Determine how many lines of the material hold the string "Geostatistical" and reply with only that number.

··· DATA RECORDS ···

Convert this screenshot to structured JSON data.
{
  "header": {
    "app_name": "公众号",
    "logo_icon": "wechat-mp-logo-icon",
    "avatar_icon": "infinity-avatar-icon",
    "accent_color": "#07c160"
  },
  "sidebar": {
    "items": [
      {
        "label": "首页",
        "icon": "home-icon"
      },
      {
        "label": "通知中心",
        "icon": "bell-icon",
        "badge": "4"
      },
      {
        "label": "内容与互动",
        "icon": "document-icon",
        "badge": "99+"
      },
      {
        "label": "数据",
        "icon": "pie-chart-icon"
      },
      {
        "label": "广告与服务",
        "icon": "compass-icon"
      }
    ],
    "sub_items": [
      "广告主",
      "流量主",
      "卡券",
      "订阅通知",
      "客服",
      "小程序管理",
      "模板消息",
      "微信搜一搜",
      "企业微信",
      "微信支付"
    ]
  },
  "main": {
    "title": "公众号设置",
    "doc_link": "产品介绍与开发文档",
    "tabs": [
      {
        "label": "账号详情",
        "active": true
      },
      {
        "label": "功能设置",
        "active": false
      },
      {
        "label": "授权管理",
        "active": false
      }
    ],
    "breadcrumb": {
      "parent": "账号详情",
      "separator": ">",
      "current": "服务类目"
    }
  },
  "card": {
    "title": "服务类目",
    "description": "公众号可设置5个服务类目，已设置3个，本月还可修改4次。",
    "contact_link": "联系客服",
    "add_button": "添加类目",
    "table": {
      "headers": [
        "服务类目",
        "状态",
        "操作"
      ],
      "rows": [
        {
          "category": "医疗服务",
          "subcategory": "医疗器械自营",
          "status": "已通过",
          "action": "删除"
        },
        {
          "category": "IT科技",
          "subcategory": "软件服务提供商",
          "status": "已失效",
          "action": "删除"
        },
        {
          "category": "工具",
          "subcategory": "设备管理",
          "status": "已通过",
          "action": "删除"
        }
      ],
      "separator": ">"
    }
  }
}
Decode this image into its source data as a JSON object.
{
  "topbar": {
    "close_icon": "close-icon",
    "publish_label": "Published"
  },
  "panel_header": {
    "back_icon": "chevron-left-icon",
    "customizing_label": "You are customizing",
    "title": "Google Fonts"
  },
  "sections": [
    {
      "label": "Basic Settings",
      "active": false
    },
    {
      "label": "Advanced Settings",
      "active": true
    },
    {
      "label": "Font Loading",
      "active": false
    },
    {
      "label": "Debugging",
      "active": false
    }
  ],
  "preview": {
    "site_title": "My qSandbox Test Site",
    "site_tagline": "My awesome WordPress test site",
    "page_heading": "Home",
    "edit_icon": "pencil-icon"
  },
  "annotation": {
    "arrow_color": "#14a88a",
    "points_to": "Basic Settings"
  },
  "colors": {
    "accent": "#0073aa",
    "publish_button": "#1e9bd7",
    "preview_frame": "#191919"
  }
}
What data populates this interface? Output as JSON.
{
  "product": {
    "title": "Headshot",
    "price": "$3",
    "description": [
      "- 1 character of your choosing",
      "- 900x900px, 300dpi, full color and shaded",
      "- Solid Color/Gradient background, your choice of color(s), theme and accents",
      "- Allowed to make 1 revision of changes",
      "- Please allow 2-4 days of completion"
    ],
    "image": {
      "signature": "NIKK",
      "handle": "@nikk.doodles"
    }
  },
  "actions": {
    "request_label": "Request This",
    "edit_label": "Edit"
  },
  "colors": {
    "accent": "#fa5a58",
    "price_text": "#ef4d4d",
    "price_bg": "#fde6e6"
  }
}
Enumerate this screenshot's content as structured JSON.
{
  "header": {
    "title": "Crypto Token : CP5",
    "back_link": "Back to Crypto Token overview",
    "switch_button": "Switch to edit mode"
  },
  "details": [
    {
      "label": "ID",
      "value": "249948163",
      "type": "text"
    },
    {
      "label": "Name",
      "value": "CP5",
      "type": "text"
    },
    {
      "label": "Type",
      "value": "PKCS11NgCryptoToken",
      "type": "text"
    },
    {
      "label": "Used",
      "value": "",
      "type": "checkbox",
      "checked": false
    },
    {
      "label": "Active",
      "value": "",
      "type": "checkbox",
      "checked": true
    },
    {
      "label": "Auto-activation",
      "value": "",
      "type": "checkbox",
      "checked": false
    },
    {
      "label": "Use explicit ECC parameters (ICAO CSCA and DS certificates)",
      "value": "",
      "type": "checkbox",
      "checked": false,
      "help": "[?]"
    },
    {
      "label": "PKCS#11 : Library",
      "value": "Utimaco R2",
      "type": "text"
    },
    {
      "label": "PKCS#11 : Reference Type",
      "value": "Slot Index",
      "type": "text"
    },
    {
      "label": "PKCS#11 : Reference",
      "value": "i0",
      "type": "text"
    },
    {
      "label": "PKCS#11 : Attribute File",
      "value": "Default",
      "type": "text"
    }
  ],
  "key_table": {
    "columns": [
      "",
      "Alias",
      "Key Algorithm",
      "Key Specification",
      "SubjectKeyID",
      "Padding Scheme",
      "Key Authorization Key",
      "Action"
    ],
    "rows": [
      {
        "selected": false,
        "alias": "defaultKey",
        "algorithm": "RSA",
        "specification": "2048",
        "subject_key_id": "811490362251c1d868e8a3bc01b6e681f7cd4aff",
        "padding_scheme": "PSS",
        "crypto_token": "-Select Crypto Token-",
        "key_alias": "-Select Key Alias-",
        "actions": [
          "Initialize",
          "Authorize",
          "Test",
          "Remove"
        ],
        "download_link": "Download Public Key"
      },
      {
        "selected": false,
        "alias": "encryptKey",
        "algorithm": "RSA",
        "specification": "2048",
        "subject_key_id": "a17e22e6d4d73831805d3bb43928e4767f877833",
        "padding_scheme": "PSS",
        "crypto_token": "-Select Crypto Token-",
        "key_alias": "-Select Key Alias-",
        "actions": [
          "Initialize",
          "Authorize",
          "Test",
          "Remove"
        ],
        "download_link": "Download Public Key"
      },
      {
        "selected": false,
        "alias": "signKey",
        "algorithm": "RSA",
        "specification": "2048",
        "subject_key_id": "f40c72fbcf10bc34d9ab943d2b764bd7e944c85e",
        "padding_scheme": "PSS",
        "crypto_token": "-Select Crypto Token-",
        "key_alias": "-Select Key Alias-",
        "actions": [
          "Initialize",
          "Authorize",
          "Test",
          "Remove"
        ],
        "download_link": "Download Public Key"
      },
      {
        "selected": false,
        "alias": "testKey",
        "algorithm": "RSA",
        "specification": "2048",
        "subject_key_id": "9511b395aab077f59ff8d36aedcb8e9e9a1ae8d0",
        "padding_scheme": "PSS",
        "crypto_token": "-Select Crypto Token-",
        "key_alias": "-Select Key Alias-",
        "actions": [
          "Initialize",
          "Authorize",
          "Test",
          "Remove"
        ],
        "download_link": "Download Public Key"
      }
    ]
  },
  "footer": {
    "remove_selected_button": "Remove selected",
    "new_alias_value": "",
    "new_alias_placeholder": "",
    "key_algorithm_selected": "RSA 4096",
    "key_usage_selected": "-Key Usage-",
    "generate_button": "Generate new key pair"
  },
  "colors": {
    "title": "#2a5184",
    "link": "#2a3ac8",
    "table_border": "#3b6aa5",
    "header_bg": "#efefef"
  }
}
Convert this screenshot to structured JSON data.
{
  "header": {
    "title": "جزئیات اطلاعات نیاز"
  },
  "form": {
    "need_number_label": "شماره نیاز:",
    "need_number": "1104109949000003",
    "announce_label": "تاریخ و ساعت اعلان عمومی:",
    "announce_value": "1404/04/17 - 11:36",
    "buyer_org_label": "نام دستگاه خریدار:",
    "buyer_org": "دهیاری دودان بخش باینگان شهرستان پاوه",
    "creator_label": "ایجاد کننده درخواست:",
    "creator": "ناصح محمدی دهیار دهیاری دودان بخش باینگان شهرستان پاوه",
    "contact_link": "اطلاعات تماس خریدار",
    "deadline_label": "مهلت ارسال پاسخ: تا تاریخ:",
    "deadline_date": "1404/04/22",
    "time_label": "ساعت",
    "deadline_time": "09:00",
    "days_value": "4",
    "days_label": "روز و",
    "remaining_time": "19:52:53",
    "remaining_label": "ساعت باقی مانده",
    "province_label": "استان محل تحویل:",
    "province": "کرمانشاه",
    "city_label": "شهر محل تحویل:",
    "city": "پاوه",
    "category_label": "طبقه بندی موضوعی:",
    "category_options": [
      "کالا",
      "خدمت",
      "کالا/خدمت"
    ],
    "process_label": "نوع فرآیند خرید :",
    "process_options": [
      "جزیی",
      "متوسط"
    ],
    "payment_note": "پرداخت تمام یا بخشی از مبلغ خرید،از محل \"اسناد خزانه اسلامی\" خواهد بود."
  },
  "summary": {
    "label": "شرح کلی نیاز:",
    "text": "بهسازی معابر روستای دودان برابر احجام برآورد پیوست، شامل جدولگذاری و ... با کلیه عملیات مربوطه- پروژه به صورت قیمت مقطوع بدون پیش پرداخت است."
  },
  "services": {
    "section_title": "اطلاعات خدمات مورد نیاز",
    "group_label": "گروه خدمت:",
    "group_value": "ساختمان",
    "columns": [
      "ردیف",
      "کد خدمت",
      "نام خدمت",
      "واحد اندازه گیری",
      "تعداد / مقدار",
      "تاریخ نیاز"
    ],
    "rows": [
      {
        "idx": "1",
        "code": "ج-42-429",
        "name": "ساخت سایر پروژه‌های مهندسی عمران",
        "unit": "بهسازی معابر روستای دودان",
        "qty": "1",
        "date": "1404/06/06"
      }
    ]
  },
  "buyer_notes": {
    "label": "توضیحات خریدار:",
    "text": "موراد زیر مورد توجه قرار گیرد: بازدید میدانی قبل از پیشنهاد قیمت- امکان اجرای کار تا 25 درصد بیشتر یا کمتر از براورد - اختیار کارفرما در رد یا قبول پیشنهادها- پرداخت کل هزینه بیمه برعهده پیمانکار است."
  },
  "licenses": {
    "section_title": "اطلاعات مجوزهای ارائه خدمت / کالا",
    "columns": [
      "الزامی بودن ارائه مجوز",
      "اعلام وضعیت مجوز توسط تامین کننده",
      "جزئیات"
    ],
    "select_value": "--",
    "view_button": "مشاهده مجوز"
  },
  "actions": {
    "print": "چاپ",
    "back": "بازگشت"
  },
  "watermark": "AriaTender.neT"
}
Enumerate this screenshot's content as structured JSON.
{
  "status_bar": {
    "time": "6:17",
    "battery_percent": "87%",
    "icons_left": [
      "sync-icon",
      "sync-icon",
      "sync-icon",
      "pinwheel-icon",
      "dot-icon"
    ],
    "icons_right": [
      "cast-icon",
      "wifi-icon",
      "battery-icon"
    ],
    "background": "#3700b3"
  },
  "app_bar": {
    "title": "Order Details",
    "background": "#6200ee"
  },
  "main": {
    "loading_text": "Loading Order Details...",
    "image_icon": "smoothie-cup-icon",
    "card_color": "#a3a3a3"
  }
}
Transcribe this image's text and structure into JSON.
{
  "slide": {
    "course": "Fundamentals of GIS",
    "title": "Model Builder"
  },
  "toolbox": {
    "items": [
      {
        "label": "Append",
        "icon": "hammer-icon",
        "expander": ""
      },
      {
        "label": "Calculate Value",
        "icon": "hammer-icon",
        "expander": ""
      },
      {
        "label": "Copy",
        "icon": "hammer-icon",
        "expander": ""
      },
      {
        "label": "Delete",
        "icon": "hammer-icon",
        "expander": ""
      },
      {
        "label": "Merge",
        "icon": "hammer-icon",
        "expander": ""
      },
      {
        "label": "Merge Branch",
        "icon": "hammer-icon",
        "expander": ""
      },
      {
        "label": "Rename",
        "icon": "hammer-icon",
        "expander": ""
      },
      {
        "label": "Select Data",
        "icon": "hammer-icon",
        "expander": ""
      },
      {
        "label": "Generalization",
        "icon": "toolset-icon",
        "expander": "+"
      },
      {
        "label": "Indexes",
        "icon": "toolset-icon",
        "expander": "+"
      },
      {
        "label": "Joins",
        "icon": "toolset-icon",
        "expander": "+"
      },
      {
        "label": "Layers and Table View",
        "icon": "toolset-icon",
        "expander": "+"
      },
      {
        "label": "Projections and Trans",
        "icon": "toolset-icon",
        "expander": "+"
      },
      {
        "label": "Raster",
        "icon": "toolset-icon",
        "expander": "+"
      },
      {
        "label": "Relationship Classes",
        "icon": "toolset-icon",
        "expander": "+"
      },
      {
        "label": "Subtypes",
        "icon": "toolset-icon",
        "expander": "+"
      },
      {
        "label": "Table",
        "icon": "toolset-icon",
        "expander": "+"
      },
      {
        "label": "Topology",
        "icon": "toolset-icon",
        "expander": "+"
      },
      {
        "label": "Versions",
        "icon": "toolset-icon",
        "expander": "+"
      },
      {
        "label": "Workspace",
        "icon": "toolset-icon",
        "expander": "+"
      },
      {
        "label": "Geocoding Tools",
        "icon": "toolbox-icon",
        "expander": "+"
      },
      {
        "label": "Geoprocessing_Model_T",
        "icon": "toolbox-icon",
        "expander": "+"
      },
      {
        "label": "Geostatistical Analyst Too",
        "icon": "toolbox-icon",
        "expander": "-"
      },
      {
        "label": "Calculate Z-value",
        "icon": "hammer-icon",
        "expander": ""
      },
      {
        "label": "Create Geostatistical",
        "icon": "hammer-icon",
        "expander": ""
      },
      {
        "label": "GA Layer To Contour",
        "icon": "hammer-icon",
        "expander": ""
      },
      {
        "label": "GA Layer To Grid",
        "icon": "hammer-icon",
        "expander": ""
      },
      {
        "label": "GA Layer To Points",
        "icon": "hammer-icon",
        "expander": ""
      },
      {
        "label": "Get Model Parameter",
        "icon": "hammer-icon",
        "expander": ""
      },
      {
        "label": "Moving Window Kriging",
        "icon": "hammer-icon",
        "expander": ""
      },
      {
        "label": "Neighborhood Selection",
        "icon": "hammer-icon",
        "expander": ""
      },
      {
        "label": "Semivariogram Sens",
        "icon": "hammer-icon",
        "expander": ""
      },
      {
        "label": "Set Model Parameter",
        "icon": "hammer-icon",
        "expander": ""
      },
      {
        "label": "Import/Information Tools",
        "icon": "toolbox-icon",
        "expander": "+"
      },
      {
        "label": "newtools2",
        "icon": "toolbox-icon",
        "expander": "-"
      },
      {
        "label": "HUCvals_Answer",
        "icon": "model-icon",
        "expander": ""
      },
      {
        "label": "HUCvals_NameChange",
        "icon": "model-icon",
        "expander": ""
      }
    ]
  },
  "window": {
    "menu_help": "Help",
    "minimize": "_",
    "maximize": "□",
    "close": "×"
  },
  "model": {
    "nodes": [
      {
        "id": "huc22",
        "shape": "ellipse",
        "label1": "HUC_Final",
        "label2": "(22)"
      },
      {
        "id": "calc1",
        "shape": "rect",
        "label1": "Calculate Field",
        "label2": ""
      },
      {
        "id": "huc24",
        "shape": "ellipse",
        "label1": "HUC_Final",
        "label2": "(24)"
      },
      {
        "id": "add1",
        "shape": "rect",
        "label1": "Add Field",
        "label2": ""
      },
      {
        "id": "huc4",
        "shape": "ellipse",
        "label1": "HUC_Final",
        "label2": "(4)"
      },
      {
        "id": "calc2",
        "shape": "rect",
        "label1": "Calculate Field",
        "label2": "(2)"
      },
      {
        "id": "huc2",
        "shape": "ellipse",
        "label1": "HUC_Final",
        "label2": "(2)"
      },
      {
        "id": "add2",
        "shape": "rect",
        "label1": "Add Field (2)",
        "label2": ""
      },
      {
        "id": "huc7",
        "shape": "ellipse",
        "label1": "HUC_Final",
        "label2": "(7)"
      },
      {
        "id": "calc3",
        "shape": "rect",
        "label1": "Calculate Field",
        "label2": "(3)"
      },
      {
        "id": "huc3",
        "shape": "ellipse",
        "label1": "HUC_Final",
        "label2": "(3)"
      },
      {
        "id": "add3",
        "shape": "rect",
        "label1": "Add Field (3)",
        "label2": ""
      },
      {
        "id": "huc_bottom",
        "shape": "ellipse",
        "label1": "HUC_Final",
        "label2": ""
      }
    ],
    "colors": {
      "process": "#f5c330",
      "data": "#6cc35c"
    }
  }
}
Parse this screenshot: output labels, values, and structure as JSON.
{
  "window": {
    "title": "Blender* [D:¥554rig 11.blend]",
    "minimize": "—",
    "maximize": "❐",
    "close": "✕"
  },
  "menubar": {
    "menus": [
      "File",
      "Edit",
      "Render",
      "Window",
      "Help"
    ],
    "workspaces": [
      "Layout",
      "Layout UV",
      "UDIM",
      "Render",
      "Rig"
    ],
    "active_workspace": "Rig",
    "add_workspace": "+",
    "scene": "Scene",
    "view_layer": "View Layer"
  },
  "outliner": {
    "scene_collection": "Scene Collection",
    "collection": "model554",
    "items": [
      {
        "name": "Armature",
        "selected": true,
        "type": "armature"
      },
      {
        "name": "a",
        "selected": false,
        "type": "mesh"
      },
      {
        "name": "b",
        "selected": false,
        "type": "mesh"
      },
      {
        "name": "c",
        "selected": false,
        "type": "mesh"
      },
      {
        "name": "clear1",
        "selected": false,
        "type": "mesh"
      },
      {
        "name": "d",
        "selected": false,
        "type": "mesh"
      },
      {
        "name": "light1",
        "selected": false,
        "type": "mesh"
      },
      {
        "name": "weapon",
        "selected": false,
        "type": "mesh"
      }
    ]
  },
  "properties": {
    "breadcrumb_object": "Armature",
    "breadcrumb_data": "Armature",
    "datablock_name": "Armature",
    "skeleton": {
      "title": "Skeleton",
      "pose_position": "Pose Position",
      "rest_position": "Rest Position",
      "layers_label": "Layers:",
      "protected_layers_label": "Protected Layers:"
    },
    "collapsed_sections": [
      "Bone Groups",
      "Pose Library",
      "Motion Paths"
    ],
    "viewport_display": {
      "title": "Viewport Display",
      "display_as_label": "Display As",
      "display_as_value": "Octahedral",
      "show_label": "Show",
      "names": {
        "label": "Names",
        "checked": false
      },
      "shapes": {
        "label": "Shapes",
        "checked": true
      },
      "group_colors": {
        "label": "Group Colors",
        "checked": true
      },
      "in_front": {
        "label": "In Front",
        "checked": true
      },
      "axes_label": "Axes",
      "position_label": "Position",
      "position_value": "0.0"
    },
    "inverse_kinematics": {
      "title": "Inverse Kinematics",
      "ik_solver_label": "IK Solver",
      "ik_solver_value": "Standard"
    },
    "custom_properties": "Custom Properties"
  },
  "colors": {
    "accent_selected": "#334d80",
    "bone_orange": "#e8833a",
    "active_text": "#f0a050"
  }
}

···

* **FULL OUTPUT**: 2